■ PROBLEM TO SOLVE: Each record needs to be transcribed word for word, though without its pictures.

[Stored records]

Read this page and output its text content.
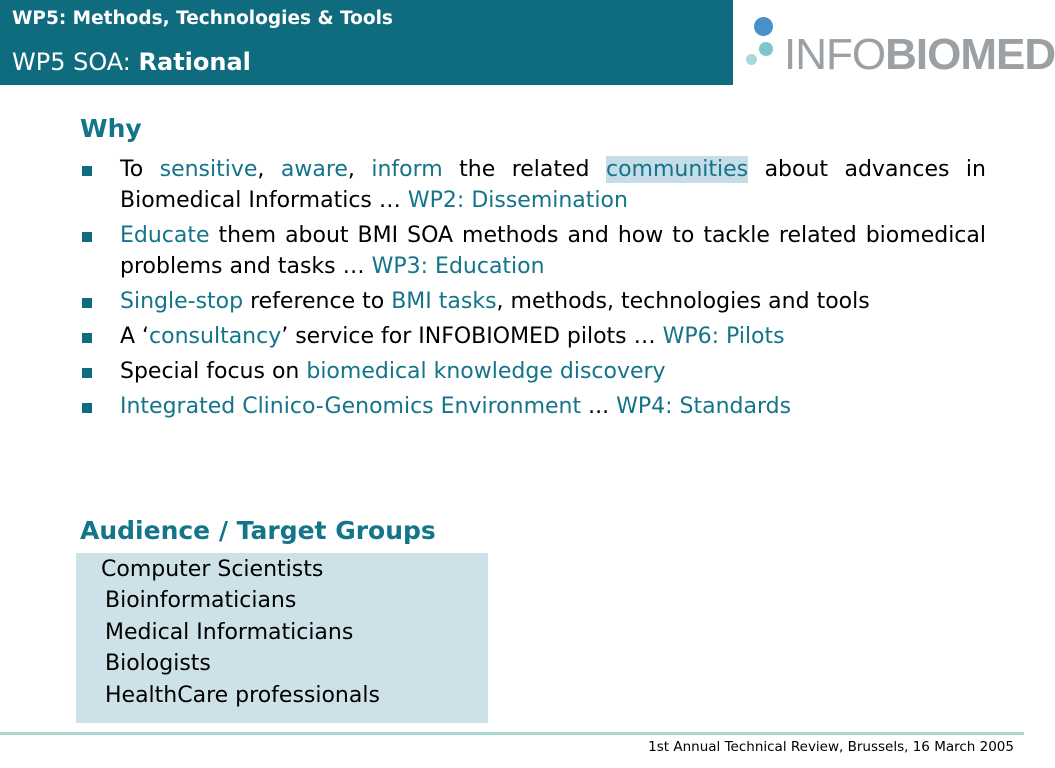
WP5: Methods, Technologies & Tools
WP5 SOA: Rational	INFOBIOMED
Why
To sensitive, aware, inform the related communities about advances in Biomedical Informatics … WP2: Dissemination
Educate them about BMI SOA methods and how to tackle related biomedical problems and tasks … WP3: Education
Single-stop reference to BMI tasks, methods, technologies and tools
A ‘consultancy’ service for INFOBIOMED pilots … WP6: Pilots
Special focus on biomedical knowledge discovery
Integrated Clinico-Genomics Environment ... WP4: Standards
Audience / Target Groups
Computer Scientists
Bioinformaticians
Medical Informaticians
Biologists
HealthCare professionals
1st Annual Technical Review, Brussels, 16 March 2005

■ EXERCISE OUTPUT:
Read this page and output its text content.
WP5: Methods, Technologies & Tools
WP5 SOA: Rational	INFOBIOMED
Why
To sensitive, aware, inform the related communities about advances in Biomedical Informatics … WP2: Dissemination
Educate them about BMI SOA methods and how to tackle related biomedical problems and tasks … WP3: Education
Single-stop reference to BMI tasks, methods, technologies and tools
A ‘consultancy’ service for INFOBIOMED pilots … WP6: Pilots
Special focus on biomedical knowledge discovery
Integrated Clinico-Genomics Environment ... WP4: Standards
Audience / Target Groups
Computer Scientists
Bioinformaticians
Medical Informaticians
Biologists
HealthCare professionals
1st Annual Technical Review, Brussels, 16 March 2005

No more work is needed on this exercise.